**Entries taken from a collection:**
════════════════════
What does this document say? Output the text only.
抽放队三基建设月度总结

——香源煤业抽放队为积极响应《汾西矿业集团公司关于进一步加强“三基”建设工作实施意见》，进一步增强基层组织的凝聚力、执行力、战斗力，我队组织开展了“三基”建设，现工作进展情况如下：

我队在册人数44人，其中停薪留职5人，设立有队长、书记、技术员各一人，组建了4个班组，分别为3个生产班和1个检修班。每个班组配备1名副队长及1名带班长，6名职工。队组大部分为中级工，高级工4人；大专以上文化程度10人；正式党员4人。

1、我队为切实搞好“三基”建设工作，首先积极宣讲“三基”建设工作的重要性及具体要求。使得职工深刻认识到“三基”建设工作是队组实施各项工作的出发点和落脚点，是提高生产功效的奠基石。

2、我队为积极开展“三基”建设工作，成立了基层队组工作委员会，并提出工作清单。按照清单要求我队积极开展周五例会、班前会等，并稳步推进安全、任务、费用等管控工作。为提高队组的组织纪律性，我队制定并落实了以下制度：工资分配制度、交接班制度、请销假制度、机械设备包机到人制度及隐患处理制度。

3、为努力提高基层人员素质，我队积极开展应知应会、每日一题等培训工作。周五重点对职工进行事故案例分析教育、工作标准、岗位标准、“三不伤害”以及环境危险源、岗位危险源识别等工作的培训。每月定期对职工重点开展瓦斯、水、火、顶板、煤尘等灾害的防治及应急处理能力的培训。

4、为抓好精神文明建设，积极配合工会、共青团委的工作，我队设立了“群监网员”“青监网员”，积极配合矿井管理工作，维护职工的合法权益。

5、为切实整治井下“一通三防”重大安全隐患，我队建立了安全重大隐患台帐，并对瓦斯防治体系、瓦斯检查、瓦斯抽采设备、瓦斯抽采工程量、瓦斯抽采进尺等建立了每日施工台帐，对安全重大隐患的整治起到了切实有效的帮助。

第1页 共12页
════════════════════
**Aim of the task:** Exactly reproduce all of the entries.

**Response to this exercise:**
What does this document say? Output the text only.
抽放队三基建设月度总结

——香源煤业抽放队为积极响应《汾西矿业集团公司关于进一步加强“三基”建设工作实施意见》，进一步增强基层组织的凝聚力、执行力、战斗力，我队组织开展了“三基”建设，现工作进展情况如下：

我队在册人数44人，其中停薪留职5人，设立有队长、书记、技术员各一人，组建了4个班组，分别为3个生产班和1个检修班。每个班组配备1名副队长及1名带班长，6名职工。队组大部分为中级工，高级工4人；大专以上文化程度10人；正式党员4人。

1、我队为切实搞好“三基”建设工作，首先积极宣讲“三基”建设工作的重要性及具体要求。使得职工深刻认识到“三基”建设工作是队组实施各项工作的出发点和落脚点，是提高生产功效的奠基石。

2、我队为积极开展“三基”建设工作，成立了基层队组工作委员会，并提出工作清单。按照清单要求我队积极开展周五例会、班前会等，并稳步推进安全、任务、费用等管控工作。为提高队组的组织纪律性，我队制定并落实了以下制度：工资分配制度、交接班制度、请销假制度、机械设备包机到人制度及隐患处理制度。

3、为努力提高基层人员素质，我队积极开展应知应会、每日一题等培训工作。周五重点对职工进行事故案例分析教育、工作标准、岗位标准、“三不伤害”以及环境危险源、岗位危险源识别等工作的培训。每月定期对职工重点开展瓦斯、水、火、顶板、煤尘等灾害的防治及应急处理能力的培训。

4、为抓好精神文明建设，积极配合工会、共青团委的工作，我队设立了“群监网员”“青监网员”，积极配合矿井管理工作，维护职工的合法权益。

5、为切实整治井下“一通三防”重大安全隐患，我队建立了安全重大隐患台帐，并对瓦斯防治体系、瓦斯检查、瓦斯抽采设备、瓦斯抽采工程量、瓦斯抽采进尺等建立了每日施工台帐，对安全重大隐患的整治起到了切实有效的帮助。

第1页 共12页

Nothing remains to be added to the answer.